── DATASET RECORDS

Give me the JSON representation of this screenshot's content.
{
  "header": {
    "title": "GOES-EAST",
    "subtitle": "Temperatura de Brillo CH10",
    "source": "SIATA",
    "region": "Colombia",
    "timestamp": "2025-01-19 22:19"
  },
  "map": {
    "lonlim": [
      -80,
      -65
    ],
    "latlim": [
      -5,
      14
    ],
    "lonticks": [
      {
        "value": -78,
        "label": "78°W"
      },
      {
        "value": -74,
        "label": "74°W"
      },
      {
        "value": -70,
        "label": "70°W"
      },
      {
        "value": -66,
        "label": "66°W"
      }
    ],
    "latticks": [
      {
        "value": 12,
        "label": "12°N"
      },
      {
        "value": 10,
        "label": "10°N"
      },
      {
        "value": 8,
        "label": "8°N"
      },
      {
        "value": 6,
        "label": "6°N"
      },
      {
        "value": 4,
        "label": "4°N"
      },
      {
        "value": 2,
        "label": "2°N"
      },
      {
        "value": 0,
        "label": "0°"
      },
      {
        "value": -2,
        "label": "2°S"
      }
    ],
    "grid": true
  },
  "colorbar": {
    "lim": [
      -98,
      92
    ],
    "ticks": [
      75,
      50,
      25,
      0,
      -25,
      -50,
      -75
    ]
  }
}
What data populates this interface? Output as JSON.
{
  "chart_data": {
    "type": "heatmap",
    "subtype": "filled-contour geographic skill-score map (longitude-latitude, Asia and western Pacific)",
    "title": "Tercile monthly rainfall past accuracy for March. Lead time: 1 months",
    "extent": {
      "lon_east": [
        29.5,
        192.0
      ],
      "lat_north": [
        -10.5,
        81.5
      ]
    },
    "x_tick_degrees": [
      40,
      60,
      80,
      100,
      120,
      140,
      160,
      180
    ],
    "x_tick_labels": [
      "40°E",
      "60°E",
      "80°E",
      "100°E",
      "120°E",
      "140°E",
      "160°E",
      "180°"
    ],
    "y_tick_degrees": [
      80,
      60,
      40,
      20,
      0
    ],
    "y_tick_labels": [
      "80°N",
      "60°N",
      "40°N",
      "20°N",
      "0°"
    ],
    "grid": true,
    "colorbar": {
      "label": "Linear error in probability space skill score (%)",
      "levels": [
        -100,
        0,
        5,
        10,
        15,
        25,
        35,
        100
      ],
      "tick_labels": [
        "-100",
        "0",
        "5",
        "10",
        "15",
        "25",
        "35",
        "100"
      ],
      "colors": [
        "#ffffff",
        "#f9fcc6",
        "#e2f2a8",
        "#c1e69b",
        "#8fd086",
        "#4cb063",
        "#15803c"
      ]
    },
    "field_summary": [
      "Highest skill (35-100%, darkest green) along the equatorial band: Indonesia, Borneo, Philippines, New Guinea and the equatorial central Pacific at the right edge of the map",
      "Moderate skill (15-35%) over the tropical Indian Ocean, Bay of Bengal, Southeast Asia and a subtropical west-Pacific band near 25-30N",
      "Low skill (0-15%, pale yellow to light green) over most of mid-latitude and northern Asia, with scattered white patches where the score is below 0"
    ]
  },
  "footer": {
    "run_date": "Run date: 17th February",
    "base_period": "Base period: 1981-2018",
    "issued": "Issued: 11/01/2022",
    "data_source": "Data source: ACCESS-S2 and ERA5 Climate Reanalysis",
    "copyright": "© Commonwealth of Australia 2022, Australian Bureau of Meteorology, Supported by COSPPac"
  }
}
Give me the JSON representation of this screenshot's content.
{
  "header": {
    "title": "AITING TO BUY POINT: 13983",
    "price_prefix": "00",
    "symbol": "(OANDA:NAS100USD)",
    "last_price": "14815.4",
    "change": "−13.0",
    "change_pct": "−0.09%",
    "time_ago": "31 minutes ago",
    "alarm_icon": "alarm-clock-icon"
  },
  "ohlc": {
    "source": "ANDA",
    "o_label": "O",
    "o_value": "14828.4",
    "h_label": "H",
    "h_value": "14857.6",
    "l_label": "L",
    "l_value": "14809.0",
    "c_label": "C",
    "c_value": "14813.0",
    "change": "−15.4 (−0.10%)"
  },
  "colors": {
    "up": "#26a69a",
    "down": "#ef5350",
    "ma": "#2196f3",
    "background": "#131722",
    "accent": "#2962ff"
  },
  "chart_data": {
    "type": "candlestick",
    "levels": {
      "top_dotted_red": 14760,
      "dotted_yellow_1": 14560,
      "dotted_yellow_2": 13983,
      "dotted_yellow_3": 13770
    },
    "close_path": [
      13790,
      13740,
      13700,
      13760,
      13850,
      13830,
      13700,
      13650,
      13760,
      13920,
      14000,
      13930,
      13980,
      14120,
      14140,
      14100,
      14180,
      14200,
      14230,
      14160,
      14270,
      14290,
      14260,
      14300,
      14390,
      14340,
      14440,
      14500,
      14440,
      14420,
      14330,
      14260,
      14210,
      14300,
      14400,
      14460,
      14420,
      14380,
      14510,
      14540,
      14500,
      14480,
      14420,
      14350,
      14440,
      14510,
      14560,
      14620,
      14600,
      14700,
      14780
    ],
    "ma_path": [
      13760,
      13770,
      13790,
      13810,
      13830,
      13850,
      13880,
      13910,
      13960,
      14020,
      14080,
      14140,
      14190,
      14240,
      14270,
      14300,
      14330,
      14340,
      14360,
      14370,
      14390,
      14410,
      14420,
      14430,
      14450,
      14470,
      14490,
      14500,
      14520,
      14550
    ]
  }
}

────

## DIRECTIONS FOR THIS TASK
In this exercise, repeat all entries exactly.

## OUTPUT OF THE EXERCISE
Give me the JSON representation of this screenshot's content.
{
  "header": {
    "title": "GOES-EAST",
    "subtitle": "Temperatura de Brillo CH10",
    "source": "SIATA",
    "region": "Colombia",
    "timestamp": "2025-01-19 22:19"
  },
  "map": {
    "lonlim": [
      -80,
      -65
    ],
    "latlim": [
      -5,
      14
    ],
    "lonticks": [
      {
        "value": -78,
        "label": "78°W"
      },
      {
        "value": -74,
        "label": "74°W"
      },
      {
        "value": -70,
        "label": "70°W"
      },
      {
        "value": -66,
        "label": "66°W"
      }
    ],
    "latticks": [
      {
        "value": 12,
        "label": "12°N"
      },
      {
        "value": 10,
        "label": "10°N"
      },
      {
        "value": 8,
        "label": "8°N"
      },
      {
        "value": 6,
        "label": "6°N"
      },
      {
        "value": 4,
        "label": "4°N"
      },
      {
        "value": 2,
        "label": "2°N"
      },
      {
        "value": 0,
        "label": "0°"
      },
      {
        "value": -2,
        "label": "2°S"
      }
    ],
    "grid": true
  },
  "colorbar": {
    "lim": [
      -98,
      92
    ],
    "ticks": [
      75,
      50,
      25,
      0,
      -25,
      -50,
      -75
    ]
  }
}
What data populates this interface? Output as JSON.
{
  "chart_data": {
    "type": "heatmap",
    "subtype": "filled-contour geographic skill-score map (longitude-latitude, Asia and western Pacific)",
    "title": "Tercile monthly rainfall past accuracy for March. Lead time: 1 months",
    "extent": {
      "lon_east": [
        29.5,
        192.0
      ],
      "lat_north": [
        -10.5,
        81.5
      ]
    },
    "x_tick_degrees": [
      40,
      60,
      80,
      100,
      120,
      140,
      160,
      180
    ],
    "x_tick_labels": [
      "40°E",
      "60°E",
      "80°E",
      "100°E",
      "120°E",
      "140°E",
      "160°E",
      "180°"
    ],
    "y_tick_degrees": [
      80,
      60,
      40,
      20,
      0
    ],
    "y_tick_labels": [
      "80°N",
      "60°N",
      "40°N",
      "20°N",
      "0°"
    ],
    "grid": true,
    "colorbar": {
      "label": "Linear error in probability space skill score (%)",
      "levels": [
        -100,
        0,
        5,
        10,
        15,
        25,
        35,
        100
      ],
      "tick_labels": [
        "-100",
        "0",
        "5",
        "10",
        "15",
        "25",
        "35",
        "100"
      ],
      "colors": [
        "#ffffff",
        "#f9fcc6",
        "#e2f2a8",
        "#c1e69b",
        "#8fd086",
        "#4cb063",
        "#15803c"
      ]
    },
    "field_summary": [
      "Highest skill (35-100%, darkest green) along the equatorial band: Indonesia, Borneo, Philippines, New Guinea and the equatorial central Pacific at the right edge of the map",
      "Moderate skill (15-35%) over the tropical Indian Ocean, Bay of Bengal, Southeast Asia and a subtropical west-Pacific band near 25-30N",
      "Low skill (0-15%, pale yellow to light green) over most of mid-latitude and northern Asia, with scattered white patches where the score is below 0"
    ]
  },
  "footer": {
    "run_date": "Run date: 17th February",
    "base_period": "Base period: 1981-2018",
    "issued": "Issued: 11/01/2022",
    "data_source": "Data source: ACCESS-S2 and ERA5 Climate Reanalysis",
    "copyright": "© Commonwealth of Australia 2022, Australian Bureau of Meteorology, Supported by COSPPac"
  }
}
Give me the JSON representation of this screenshot's content.
{
  "header": {
    "title": "AITING TO BUY POINT: 13983",
    "price_prefix": "00",
    "symbol": "(OANDA:NAS100USD)",
    "last_price": "14815.4",
    "change": "−13.0",
    "change_pct": "−0.09%",
    "time_ago": "31 minutes ago",
    "alarm_icon": "alarm-clock-icon"
  },
  "ohlc": {
    "source": "ANDA",
    "o_label": "O",
    "o_value": "14828.4",
    "h_label": "H",
    "h_value": "14857.6",
    "l_label": "L",
    "l_value": "14809.0",
    "c_label": "C",
    "c_value": "14813.0",
    "change": "−15.4 (−0.10%)"
  },
  "colors": {
    "up": "#26a69a",
    "down": "#ef5350",
    "ma": "#2196f3",
    "background": "#131722",
    "accent": "#2962ff"
  },
  "chart_data": {
    "type": "candlestick",
    "levels": {
      "top_dotted_red": 14760,
      "dotted_yellow_1": 14560,
      "dotted_yellow_2": 13983,
      "dotted_yellow_3": 13770
    },
    "close_path": [
      13790,
      13740,
      13700,
      13760,
      13850,
      13830,
      13700,
      13650,
      13760,
      13920,
      14000,
      13930,
      13980,
      14120,
      14140,
      14100,
      14180,
      14200,
      14230,
      14160,
      14270,
      14290,
      14260,
      14300,
      14390,
      14340,
      14440,
      14500,
      14440,
      14420,
      14330,
      14260,
      14210,
      14300,
      14400,
      14460,
      14420,
      14380,
      14510,
      14540,
      14500,
      14480,
      14420,
      14350,
      14440,
      14510,
      14560,
      14620,
      14600,
      14700,
      14780
    ],
    "ma_path": [
      13760,
      13770,
      13790,
      13810,
      13830,
      13850,
      13880,
      13910,
      13960,
      14020,
      14080,
      14140,
      14190,
      14240,
      14270,
      14300,
      14330,
      14340,
      14360,
      14370,
      14390,
      14410,
      14420,
      14430,
      14450,
      14470,
      14490,
      14500,
      14520,
      14550
    ]
  }
}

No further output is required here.